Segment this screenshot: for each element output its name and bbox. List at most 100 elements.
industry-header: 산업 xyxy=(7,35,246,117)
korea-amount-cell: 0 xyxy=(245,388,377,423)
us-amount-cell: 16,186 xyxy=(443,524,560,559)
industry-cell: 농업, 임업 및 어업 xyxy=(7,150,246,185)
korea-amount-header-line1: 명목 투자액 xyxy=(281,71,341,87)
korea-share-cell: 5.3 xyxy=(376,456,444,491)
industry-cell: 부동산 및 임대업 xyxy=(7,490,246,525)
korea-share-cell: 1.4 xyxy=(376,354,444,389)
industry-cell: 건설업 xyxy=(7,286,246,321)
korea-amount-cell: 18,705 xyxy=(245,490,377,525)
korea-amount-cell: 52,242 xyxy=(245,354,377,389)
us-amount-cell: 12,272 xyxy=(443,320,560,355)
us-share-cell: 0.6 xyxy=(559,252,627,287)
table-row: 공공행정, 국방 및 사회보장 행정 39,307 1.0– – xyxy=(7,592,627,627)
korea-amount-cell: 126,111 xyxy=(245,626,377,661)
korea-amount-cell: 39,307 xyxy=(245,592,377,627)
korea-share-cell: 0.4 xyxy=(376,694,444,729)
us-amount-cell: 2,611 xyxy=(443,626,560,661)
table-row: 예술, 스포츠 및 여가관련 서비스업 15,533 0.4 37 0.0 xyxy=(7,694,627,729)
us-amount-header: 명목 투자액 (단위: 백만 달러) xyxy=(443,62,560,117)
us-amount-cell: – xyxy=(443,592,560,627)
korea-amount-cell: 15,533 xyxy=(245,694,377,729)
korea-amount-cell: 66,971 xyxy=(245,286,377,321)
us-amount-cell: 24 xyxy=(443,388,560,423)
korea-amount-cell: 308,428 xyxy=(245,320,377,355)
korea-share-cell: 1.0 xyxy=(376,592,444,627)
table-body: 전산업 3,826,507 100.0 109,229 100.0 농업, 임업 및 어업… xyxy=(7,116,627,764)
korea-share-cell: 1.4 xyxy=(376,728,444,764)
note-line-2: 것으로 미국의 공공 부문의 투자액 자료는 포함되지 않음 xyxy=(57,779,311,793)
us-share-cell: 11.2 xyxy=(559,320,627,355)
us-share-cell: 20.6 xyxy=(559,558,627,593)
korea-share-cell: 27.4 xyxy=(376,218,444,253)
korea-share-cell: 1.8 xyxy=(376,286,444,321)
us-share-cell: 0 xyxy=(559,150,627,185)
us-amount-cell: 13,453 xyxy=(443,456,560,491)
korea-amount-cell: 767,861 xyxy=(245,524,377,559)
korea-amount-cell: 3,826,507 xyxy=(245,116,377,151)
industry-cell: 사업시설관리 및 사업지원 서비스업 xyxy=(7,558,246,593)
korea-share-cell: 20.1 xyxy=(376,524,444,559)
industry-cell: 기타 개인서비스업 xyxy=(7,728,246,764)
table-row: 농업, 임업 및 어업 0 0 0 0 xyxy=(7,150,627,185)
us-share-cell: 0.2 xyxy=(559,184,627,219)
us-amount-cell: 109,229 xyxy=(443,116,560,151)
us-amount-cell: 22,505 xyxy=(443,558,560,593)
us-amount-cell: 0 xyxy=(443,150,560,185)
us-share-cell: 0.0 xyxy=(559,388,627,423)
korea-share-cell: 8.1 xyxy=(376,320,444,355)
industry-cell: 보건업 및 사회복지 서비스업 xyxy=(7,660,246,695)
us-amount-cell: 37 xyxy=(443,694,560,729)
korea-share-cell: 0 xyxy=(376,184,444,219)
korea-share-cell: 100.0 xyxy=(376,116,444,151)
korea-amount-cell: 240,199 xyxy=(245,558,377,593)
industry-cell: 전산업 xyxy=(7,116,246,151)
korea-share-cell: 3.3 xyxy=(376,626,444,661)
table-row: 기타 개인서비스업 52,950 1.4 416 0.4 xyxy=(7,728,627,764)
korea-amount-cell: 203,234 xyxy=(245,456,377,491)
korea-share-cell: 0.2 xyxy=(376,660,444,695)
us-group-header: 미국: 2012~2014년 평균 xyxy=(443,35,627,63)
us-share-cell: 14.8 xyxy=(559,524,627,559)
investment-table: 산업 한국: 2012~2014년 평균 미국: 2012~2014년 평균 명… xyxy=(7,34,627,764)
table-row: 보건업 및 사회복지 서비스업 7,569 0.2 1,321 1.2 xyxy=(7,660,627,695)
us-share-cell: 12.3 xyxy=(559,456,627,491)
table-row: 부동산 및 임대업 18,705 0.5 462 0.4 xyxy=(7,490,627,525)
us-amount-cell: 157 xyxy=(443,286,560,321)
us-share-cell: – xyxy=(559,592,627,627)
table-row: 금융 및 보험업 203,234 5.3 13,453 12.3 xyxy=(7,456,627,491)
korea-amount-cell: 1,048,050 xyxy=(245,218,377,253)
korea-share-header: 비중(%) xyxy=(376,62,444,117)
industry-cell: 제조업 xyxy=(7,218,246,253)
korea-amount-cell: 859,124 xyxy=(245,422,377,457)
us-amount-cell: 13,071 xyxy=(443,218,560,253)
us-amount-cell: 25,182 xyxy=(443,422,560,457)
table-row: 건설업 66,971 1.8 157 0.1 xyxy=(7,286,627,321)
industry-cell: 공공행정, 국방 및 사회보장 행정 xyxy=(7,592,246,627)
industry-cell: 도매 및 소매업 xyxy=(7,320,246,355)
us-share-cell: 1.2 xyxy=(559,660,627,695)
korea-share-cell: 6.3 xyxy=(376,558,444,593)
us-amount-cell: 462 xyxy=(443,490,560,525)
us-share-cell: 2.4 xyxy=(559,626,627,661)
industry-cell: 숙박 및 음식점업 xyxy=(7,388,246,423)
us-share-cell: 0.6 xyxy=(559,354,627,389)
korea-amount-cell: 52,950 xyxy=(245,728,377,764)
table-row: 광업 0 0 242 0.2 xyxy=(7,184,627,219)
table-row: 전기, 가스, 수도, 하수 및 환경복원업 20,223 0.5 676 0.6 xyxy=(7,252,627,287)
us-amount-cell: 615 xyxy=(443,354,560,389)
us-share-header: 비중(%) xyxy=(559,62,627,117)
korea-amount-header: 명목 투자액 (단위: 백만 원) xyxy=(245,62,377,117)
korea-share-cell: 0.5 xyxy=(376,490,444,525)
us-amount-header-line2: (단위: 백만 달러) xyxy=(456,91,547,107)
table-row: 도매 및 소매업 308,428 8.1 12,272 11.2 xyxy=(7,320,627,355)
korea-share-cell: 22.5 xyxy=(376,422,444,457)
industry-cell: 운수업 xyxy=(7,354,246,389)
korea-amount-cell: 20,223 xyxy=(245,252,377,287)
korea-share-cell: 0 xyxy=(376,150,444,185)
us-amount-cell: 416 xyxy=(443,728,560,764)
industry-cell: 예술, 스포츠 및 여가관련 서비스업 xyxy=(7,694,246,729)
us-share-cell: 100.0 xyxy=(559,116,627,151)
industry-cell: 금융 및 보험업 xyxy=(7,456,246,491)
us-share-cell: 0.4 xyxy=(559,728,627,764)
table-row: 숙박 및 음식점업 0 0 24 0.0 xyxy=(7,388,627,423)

----------

■ Task description ■
Reproduce the items verbatim, beginning with the first line and ending after the line that contains "table-row: 예술, 스포츠", with that line included.

■ Task output ■
Segment this screenshot: for each element output its name and bbox. List at most 100 elements.
industry-header: 산업 xyxy=(7,35,246,117)
korea-amount-cell: 0 xyxy=(245,388,377,423)
us-amount-cell: 16,186 xyxy=(443,524,560,559)
industry-cell: 농업, 임업 및 어업 xyxy=(7,150,246,185)
korea-amount-header-line1: 명목 투자액 xyxy=(281,71,341,87)
korea-share-cell: 5.3 xyxy=(376,456,444,491)
industry-cell: 부동산 및 임대업 xyxy=(7,490,246,525)
korea-share-cell: 1.4 xyxy=(376,354,444,389)
industry-cell: 건설업 xyxy=(7,286,246,321)
korea-amount-cell: 18,705 xyxy=(245,490,377,525)
korea-amount-cell: 52,242 xyxy=(245,354,377,389)
us-amount-cell: 12,272 xyxy=(443,320,560,355)
us-share-cell: 0.6 xyxy=(559,252,627,287)
table-row: 공공행정, 국방 및 사회보장 행정 39,307 1.0– – xyxy=(7,592,627,627)
korea-amount-cell: 126,111 xyxy=(245,626,377,661)
korea-amount-cell: 39,307 xyxy=(245,592,377,627)
korea-share-cell: 0.4 xyxy=(376,694,444,729)
us-amount-cell: 2,611 xyxy=(443,626,560,661)
table-row: 예술, 스포츠 및 여가관련 서비스업 15,533 0.4 37 0.0 xyxy=(7,694,627,729)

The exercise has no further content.